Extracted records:
* * * * * * *

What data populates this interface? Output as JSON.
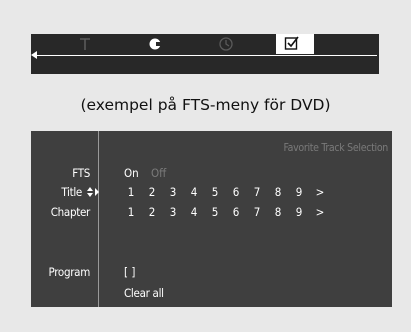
{
  "top_bar": {
    "icons": [
      "t-icon",
      "disc-c-icon",
      "clock-icon",
      "checkbox-checked-icon"
    ],
    "selected_icon": "checkbox-checked-icon"
  },
  "caption": "(exempel på FTS-meny för DVD)",
  "menu": {
    "header": "Favorite Track Selection",
    "fts": {
      "label": "FTS",
      "on": "On",
      "off": "Off",
      "selected": "On"
    },
    "title": {
      "label": "Title",
      "numbers": [
        "1",
        "2",
        "3",
        "4",
        "5",
        "6",
        "7",
        "8",
        "9",
        ">"
      ]
    },
    "chapter": {
      "label": "Chapter",
      "numbers": [
        "1",
        "2",
        "3",
        "4",
        "5",
        "6",
        "7",
        "8",
        "9",
        ">"
      ]
    },
    "program": {
      "label": "Program",
      "value": "[ ]"
    },
    "clear_all": "Clear all"
  },
  "colors": {
    "background": "#e8e8e8",
    "top_bar": "#282828",
    "panel": "#3f3f3f",
    "text": "#ffffff",
    "muted_text": "#7a7a7a"
  }
}
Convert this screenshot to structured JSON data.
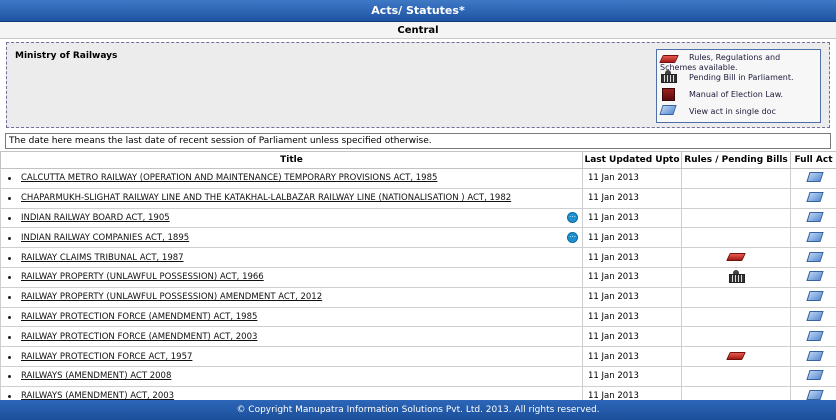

* * * * * * *

→ The task:
Scan the listing above for the word "label" and copy every line that holds it.

→ Finished task:
      "label": "FTS",
      "label": "Title",
      "label": "Chapter",
      "label": "Program",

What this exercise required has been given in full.